* Requirements
Copy out each line that mentions the word "HgI₄²".

* Supplied material
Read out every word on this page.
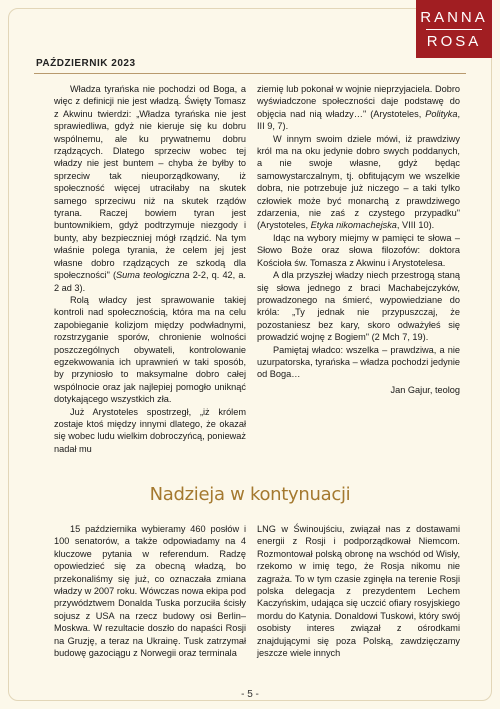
RANNA
ROSA
PAŹDZIERNIK 2023

Władza tyrańska nie pochodzi od Boga, a więc z definicji nie jest władzą. Święty Tomasz z Akwinu twierdzi: „Władza tyrańska nie jest sprawiedliwa, gdyż nie kieruje się ku dobru wspólnemu, ale ku prywatnemu dobru rządzących. Dlatego sprzeciw wobec tej władzy nie jest buntem – chyba że byłby to sprzeciw tak nieuporządkowany, iż społeczność więcej utraciłaby na skutek samego sprzeciwu niż na skutek rządów tyrana. Raczej bowiem tyran jest buntownikiem, gdyż podtrzymuje niezgody i bunty, aby bezpieczniej mógł rządzić. Na tym właśnie polega tyrania, że celem jej jest własne dobro rządzących ze szkodą dla społeczności" (Suma teologiczna 2-2, q. 42, a. 2 ad 3).

Rolą władcy jest sprawowanie takiej kontroli nad społecznością, która ma na celu zapobieganie kolizjom między podwładnymi, rozstrzyganie sporów, chronienie wolności poszczególnych obywateli, kontrolowanie egzekwowania ich uprawnień w taki sposób, by przyniosło to maksymalne dobro całej wspólnocie oraz jak najlepiej pomogło uniknąć dotykającego wszystkich zła.

Już Arystoteles spostrzegł, „iż królem zostaje ktoś między innymi dlatego, że okazał się wobec ludu wielkim dobroczyńcą, ponieważ nadał mu

ziemię lub pokonał w wojnie nieprzyjaciela. Dobro wyświadczone społeczności daje podstawę do objęcia nad nią władzy…" (Arystoteles, Polityka, III 9, 7).

W innym swoim dziele mówi, iż prawdziwy król ma na oku jedynie dobro swych poddanych, a nie swoje własne, gdyż będąc samowystarczalnym, tj. obfitującym we wszelkie dobra, nie potrzebuje już niczego – a taki tylko człowiek może być monarchą z prawdziwego zdarzenia, nie zaś z czystego przypadku" (Arystoteles, Etyka nikomachejska, VIII 10).

Idąc na wybory miejmy w pamięci te słowa – Słowo Boże oraz słowa filozofów: doktora Kościoła św. Tomasza z Akwinu i Arystotelesa.

A dla przyszłej władzy niech przestrogą staną się słowa jednego z braci Machabejczyków, prowadzonego na śmierć, wypowiedziane do króla: „Ty jednak nie przypuszczaj, że pozostaniesz bez kary, skoro odważyłeś się prowadzić wojnę z Bogiem" (2 Mch 7, 19).

Pamiętaj władco: wszelka – prawdziwa, a nie uzurpatorska, tyrańska – władza pochodzi jedynie od Boga…

Jan Gajur, teolog

Nadzieja w kontynuacji

15 października wybieramy 460 posłów i 100 senatorów, a także odpowiadamy na 4 kluczowe pytania w referendum. Radzę opowiedzieć się za obecną władzą, bo przekonaliśmy się już, co oznaczała zmiana władzy w 2007 roku. Wówczas nowa ekipa pod przywództwem Donalda Tuska porzuciła ścisły sojusz z USA na rzecz budowy osi Berlin–Moskwa. W rezultacie doszło do napaści Rosji na Gruzję, a teraz na Ukrainę. Tusk zatrzymał budowę gazociągu z Norwegii oraz terminala

LNG w Świnoujściu, związał nas z dostawami energii z Rosji i podporządkował Niemcom. Rozmontował polską obronę na wschód od Wisły, rzekomo w imię tego, że Rosja nikomu nie zagraża. To w tym czasie zginęła na terenie Rosji polska delegacja z prezydentem Lechem Kaczyńskim, udająca się uczcić ofiary rosyjskiego mordu do Katynia. Donaldowi Tuskowi, który swój osobisty interes związał z ośrodkami znajdującymi się poza Polską, zawdzięczamy jeszcze wiele innych

- 5 -
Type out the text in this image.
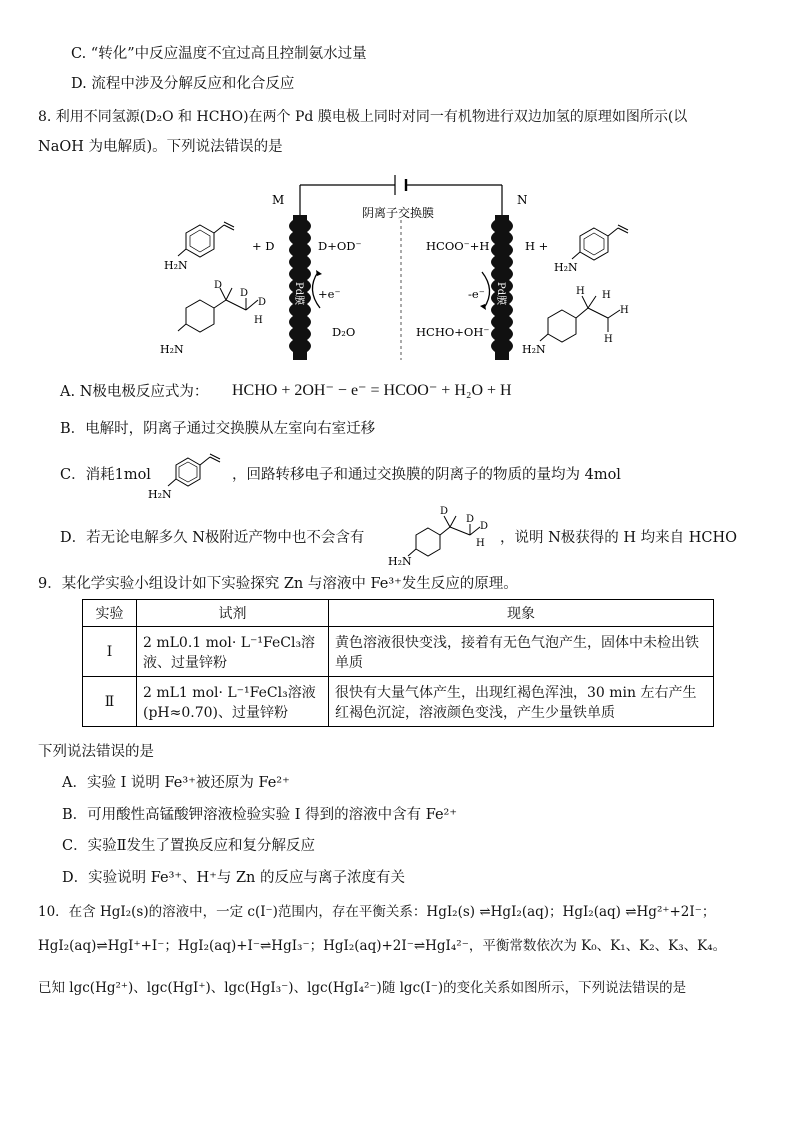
C. “转化”中反应温度不宜过高且控制氨水过量
D. 流程中涉及分解反应和化合反应
8. 利用不同氢源(D₂O 和 HCHO)在两个 Pd 膜电极上同时对同一有机物进行双边加氢的原理如图所示(以
NaOH 为电解质)。下列说法错误的是
M	N
阴离子交换膜
Pd膜	Pd膜
+ D	D+OD⁻
+e⁻
D₂O
HCOO⁻+H	H +
-e⁻
HCHO+OH⁻
H₂N
D
D
D
H
H₂N
H₂N
H H
H
H
H₂N
A. N极电极反应式为： HCHO + 2OH⁻ − e⁻ = HCOO⁻ + H₂O + H
B．电解时，阴离子通过交换膜从左室向右室迁移
C．消耗1mol
H₂N
，回路转移电子和通过交换膜的阴离子的物质的量均为 4mol
D．若无论电解多久 N极附近产物中也不会含有
D
D
D
H
H₂N
，说明 N极获得的 H 均来自 HCHO
9．某化学实验小组设计如下实验探究 Zn 与溶液中 Fe³⁺发生反应的原理。
实验	试剂	现象
I	2 mL0.1 mol· L⁻¹FeCl₃溶液、过量锌粉	黄色溶液很快变浅，接着有无色气泡产生，固体中未检出铁单质
Ⅱ	2 mL1 mol· L⁻¹FeCl₃溶液(pH≈0.70)、过量锌粉	很快有大量气体产生，出现红褐色浑浊，30 min 左右产生红褐色沉淀，溶液颜色变浅，产生少量铁单质
下列说法错误的是
A．实验 I 说明 Fe³⁺被还原为 Fe²⁺
B．可用酸性高锰酸钾溶液检验实验 I 得到的溶液中含有 Fe²⁺
C．实验Ⅱ发生了置换反应和复分解反应
D．实验说明 Fe³⁺、H⁺与 Zn 的反应与离子浓度有关
10．在含 HgI₂(s)的溶液中，一定 c(I⁻)范围内，存在平衡关系：HgI₂(s) ⇌HgI₂(aq)；HgI₂(aq) ⇌Hg²⁺+2I⁻；
HgI₂(aq)⇌HgI⁺+I⁻；HgI₂(aq)+I⁻⇌HgI₃⁻；HgI₂(aq)+2I⁻⇌HgI₄²⁻，平衡常数依次为 K₀、K₁、K₂、K₃、K₄。
已知 lgc(Hg²⁺)、lgc(HgI⁺)、lgc(HgI₃⁻)、lgc(HgI₄²⁻)随 lgc(I⁻)的变化关系如图所示，下列说法错误的是
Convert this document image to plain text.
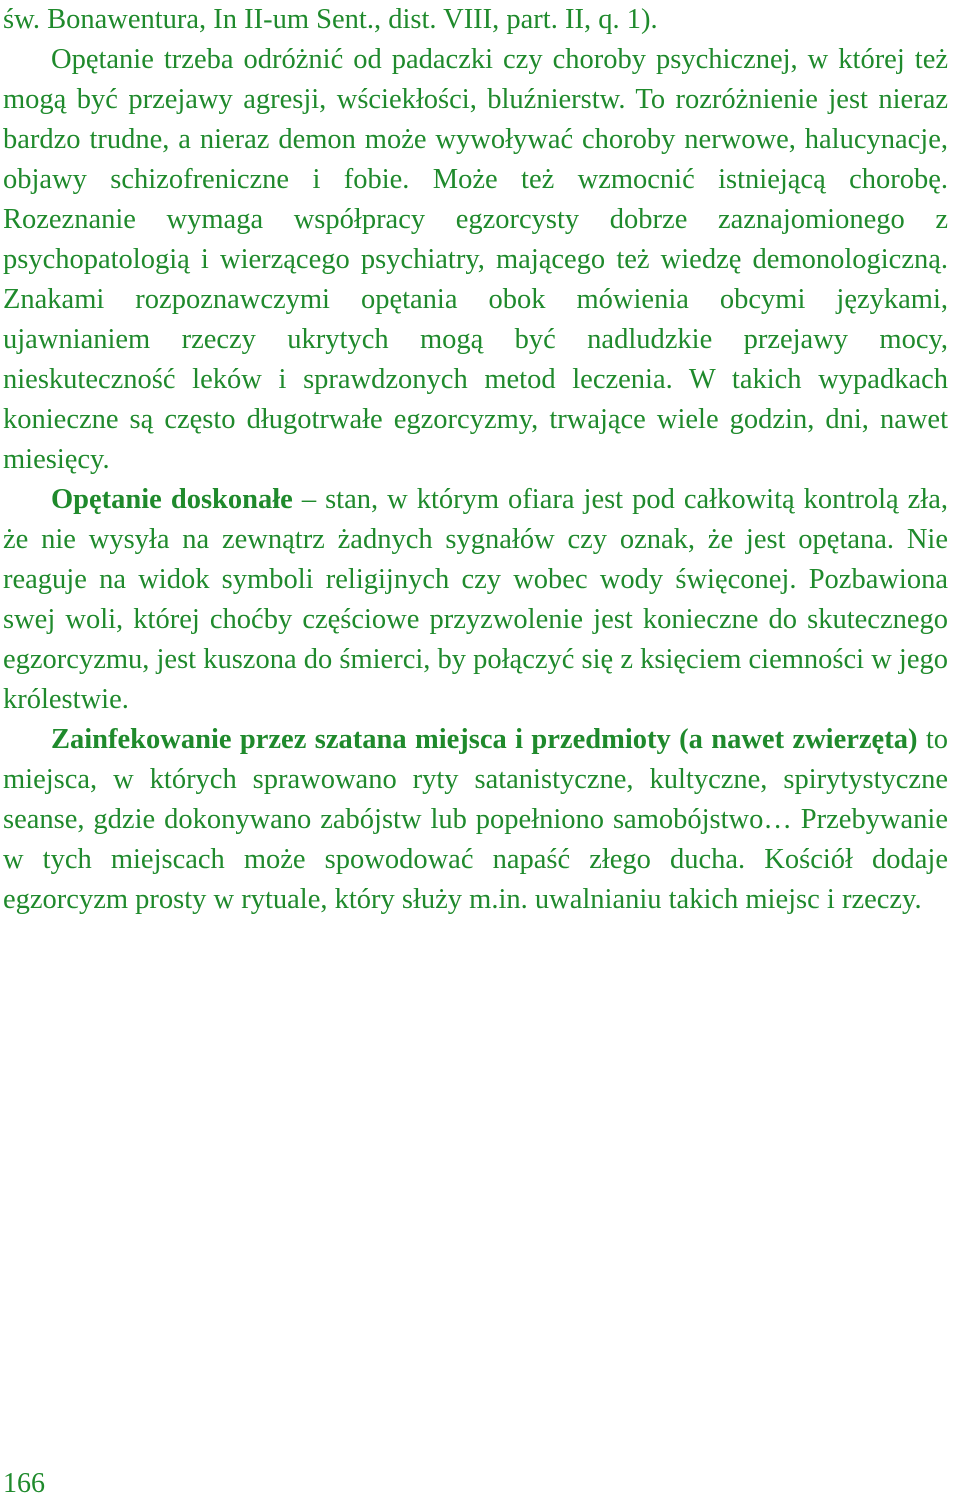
św. Bonawentura, In II-um Sent., dist. VIII, part. II, q. 1).

Opętanie trzeba odróżnić od padaczki czy choroby psychicznej, w której też mogą być przejawy agresji, wściekłości, bluźnierstw. To rozróżnienie jest nieraz bardzo trudne, a nieraz demon może wywoływać choroby nerwowe, halucynacje, objawy schizofreniczne i fobie. Może też wzmocnić istniejącą chorobę. Rozeznanie wymaga współpracy egzorcysty dobrze zaznajomionego z psychopatologią i wierzącego psychiatry, mającego też wiedzę demonologiczną. Znakami rozpoznawczymi opętania obok mówienia obcymi językami, ujawnianiem rzeczy ukrytych mogą być nadludzkie przejawy mocy, nieskuteczność leków i sprawdzonych metod leczenia. W takich wypadkach konieczne są często długotrwałe egzorcyzmy, trwające wiele godzin, dni, nawet miesięcy.

Opętanie doskonałe – stan, w którym ofiara jest pod całkowitą kontrolą zła, że nie wysyła na zewnątrz żadnych sygnałów czy oznak, że jest opętana. Nie reaguje na widok symboli religijnych czy wobec wody święconej. Pozbawiona swej woli, której choćby częściowe przyzwolenie jest konieczne do skutecznego egzorcyzmu, jest kuszona do śmierci, by połączyć się z księciem ciemności w jego królestwie.

Zainfekowanie przez szatana miejsca i przedmioty (a nawet zwierzęta) to miejsca, w których sprawowano ryty satanistyczne, kultyczne, spirytystyczne seanse, gdzie dokonywano zabójstw lub popełniono samobójstwo… Przebywanie w tych miejscach może spowodować napaść złego ducha. Kościół dodaje egzorcyzm prosty w rytuale, który służy m.in. uwalnianiu takich miejsc i rzeczy.

166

* Reply
HgI₂(aq)⇌HgI⁺+I⁻；HgI₂(aq)+I⁻⇌HgI₃⁻；HgI₂(aq)+2I⁻⇌HgI₄²⁻，平衡常数依次为 K₀、K₁、K₂、K₃、K₄。
已知 lgc(Hg²⁺)、lgc(HgI⁺)、lgc(HgI₃⁻)、lgc(HgI₄²⁻)随 lgc(I⁻)的变化关系如图所示，下列说法错误的是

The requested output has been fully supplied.